━━━━━ Records supplied ━━━━━

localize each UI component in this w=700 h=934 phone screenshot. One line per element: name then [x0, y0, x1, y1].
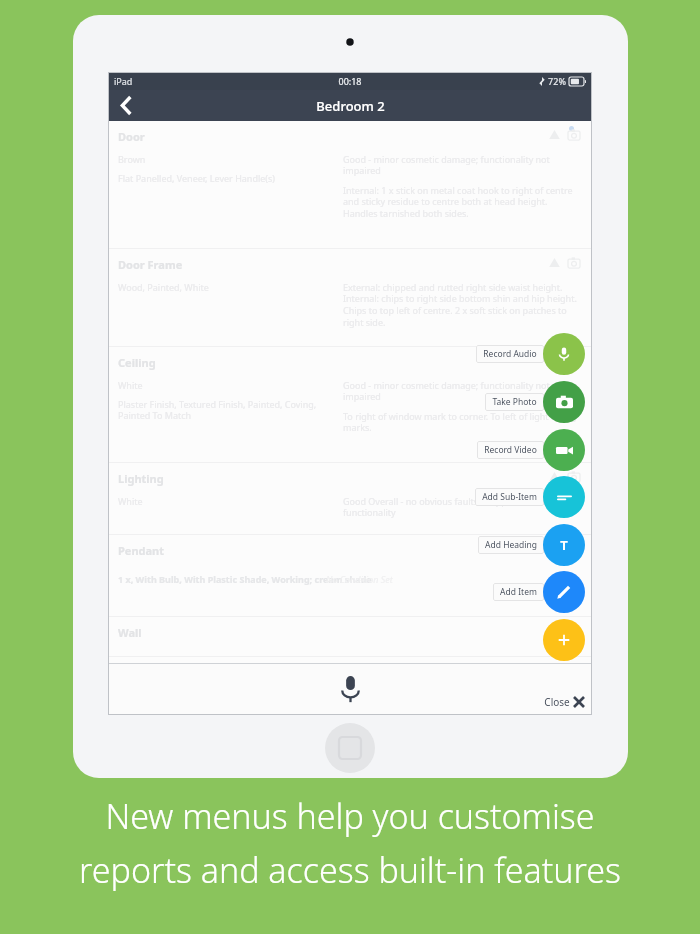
button[interactable]: Back	[108, 90, 144, 121]
button[interactable]: Door	[108, 121, 592, 249]
button[interactable]: Take Photo	[485, 393, 544, 411]
button[interactable]: Record Video	[543, 429, 585, 471]
button[interactable]: Record Audio	[476, 345, 544, 363]
staticText: New menus help you customise	[105, 793, 595, 839]
button[interactable]: Close	[544, 695, 584, 709]
button[interactable]: Add Sub-Item	[475, 488, 544, 506]
button[interactable]: Door Frame	[108, 249, 592, 347]
button[interactable]: Add Heading	[478, 536, 544, 554]
button[interactable]: Add Item	[493, 583, 544, 601]
staticText: Good - minor cosmetic damage; functional…	[343, 379, 578, 403]
staticText: iPad	[114, 75, 133, 87]
staticText: 1 x, With Bulb, With Plastic Shade, Work…	[118, 573, 375, 585]
staticText: To right of window mark to corner. To le…	[343, 410, 578, 434]
button[interactable]: Add Sub-Item	[543, 476, 585, 518]
staticText: Wall	[118, 625, 142, 640]
staticText: External: chipped and rutted right side …	[343, 281, 578, 329]
button[interactable]: Record audio	[329, 668, 371, 710]
staticText: Plaster Finish, Textured Finish, Painted…	[118, 398, 335, 422]
staticText: Good Overall - no obvious faults in appe…	[343, 495, 578, 519]
button[interactable]: Lighting	[108, 463, 592, 535]
staticText: Take Photo	[492, 396, 537, 408]
staticText: Internal: 1 x stick on metal coat hook t…	[343, 184, 578, 220]
button[interactable]: Record Video	[477, 441, 544, 459]
staticText: Ceiling	[118, 355, 156, 370]
staticText: No Condition Set	[326, 573, 393, 585]
staticText: Close	[544, 695, 570, 709]
button[interactable]: Wall	[108, 617, 592, 657]
staticText: reports and access built-in features	[79, 847, 621, 893]
button[interactable]: Add Heading	[543, 524, 585, 566]
button[interactable]: Pendant	[108, 535, 592, 617]
staticText: Lighting	[118, 471, 164, 486]
staticText: Add Item	[500, 586, 537, 598]
staticText: Add Heading	[485, 539, 537, 551]
staticText: Door	[118, 129, 145, 144]
staticText: 72%	[548, 75, 566, 87]
staticText: Bedroom 2	[316, 97, 385, 115]
staticText: Record Audio	[483, 348, 537, 360]
button[interactable]: Add	[543, 619, 585, 661]
staticText: Pendant	[118, 543, 165, 558]
button[interactable]: Record Audio	[543, 333, 585, 375]
staticText: 00:18	[338, 75, 362, 87]
staticText: Door Frame	[118, 257, 183, 272]
staticText: Record Video	[484, 444, 537, 456]
staticText: Good - minor cosmetic damage; functional…	[343, 153, 578, 177]
button[interactable]: Add Item	[543, 571, 585, 613]
staticText: Add Sub-Item	[482, 491, 537, 503]
staticText: Wood, Painted, White	[118, 281, 335, 293]
button[interactable]: Ceiling	[108, 347, 592, 463]
button[interactable]: Take Photo	[543, 381, 585, 423]
staticText: T	[560, 536, 568, 554]
staticText: Flat Panelled, Veneer, Lever Handle(s)	[118, 172, 335, 184]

━━━━━

→ Work instructions: Copy out everything in the entries above, from the line that contains "90, 144, 121]" down to the line that contains "staticText: 1 x, With", with both of those lines included.

→ Problem solution:
button[interactable]: Back	[108, 90, 144, 121]
button[interactable]: Door	[108, 121, 592, 249]
button[interactable]: Take Photo	[485, 393, 544, 411]
button[interactable]: Record Video	[543, 429, 585, 471]
button[interactable]: Record Audio	[476, 345, 544, 363]
staticText: New menus help you customise	[105, 793, 595, 839]
button[interactable]: Close	[544, 695, 584, 709]
button[interactable]: Add Sub-Item	[475, 488, 544, 506]
button[interactable]: Door Frame	[108, 249, 592, 347]
button[interactable]: Add Heading	[478, 536, 544, 554]
button[interactable]: Add Item	[493, 583, 544, 601]
staticText: Good - minor cosmetic damage; functional…	[343, 379, 578, 403]
staticText: iPad	[114, 75, 133, 87]
staticText: 1 x, With Bulb, With Plastic Shade, Work…	[118, 573, 375, 585]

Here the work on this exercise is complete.